• [Entries supplied]:

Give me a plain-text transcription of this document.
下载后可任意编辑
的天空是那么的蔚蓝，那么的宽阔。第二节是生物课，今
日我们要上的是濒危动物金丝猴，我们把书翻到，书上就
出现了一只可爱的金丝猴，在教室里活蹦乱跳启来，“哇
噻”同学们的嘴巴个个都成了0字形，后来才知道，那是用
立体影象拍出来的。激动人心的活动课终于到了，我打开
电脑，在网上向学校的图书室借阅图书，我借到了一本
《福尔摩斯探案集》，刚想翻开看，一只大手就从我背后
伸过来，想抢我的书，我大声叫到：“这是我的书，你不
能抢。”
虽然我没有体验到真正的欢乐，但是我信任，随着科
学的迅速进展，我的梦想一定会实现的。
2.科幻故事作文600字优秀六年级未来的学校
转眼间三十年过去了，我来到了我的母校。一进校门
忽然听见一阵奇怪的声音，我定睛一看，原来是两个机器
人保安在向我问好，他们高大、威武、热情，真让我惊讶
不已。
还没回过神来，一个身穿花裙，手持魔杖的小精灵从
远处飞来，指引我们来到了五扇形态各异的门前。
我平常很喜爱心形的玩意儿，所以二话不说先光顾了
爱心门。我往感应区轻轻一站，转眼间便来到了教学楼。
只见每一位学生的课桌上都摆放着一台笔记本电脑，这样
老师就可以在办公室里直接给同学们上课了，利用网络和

• [Task details]:
The listing above should be transcribed in full, exactly as written.

• [Task response]:
Give me a plain-text transcription of this document.
下载后可任意编辑
的天空是那么的蔚蓝，那么的宽阔。第二节是生物课，今
日我们要上的是濒危动物金丝猴，我们把书翻到，书上就
出现了一只可爱的金丝猴，在教室里活蹦乱跳启来，“哇
噻”同学们的嘴巴个个都成了0字形，后来才知道，那是用
立体影象拍出来的。激动人心的活动课终于到了，我打开
电脑，在网上向学校的图书室借阅图书，我借到了一本
《福尔摩斯探案集》，刚想翻开看，一只大手就从我背后
伸过来，想抢我的书，我大声叫到：“这是我的书，你不
能抢。”
虽然我没有体验到真正的欢乐，但是我信任，随着科
学的迅速进展，我的梦想一定会实现的。
2.科幻故事作文600字优秀六年级未来的学校
转眼间三十年过去了，我来到了我的母校。一进校门
忽然听见一阵奇怪的声音，我定睛一看，原来是两个机器
人保安在向我问好，他们高大、威武、热情，真让我惊讶
不已。
还没回过神来，一个身穿花裙，手持魔杖的小精灵从
远处飞来，指引我们来到了五扇形态各异的门前。
我平常很喜爱心形的玩意儿，所以二话不说先光顾了
爱心门。我往感应区轻轻一站，转眼间便来到了教学楼。
只见每一位学生的课桌上都摆放着一台笔记本电脑，这样
老师就可以在办公室里直接给同学们上课了，利用网络和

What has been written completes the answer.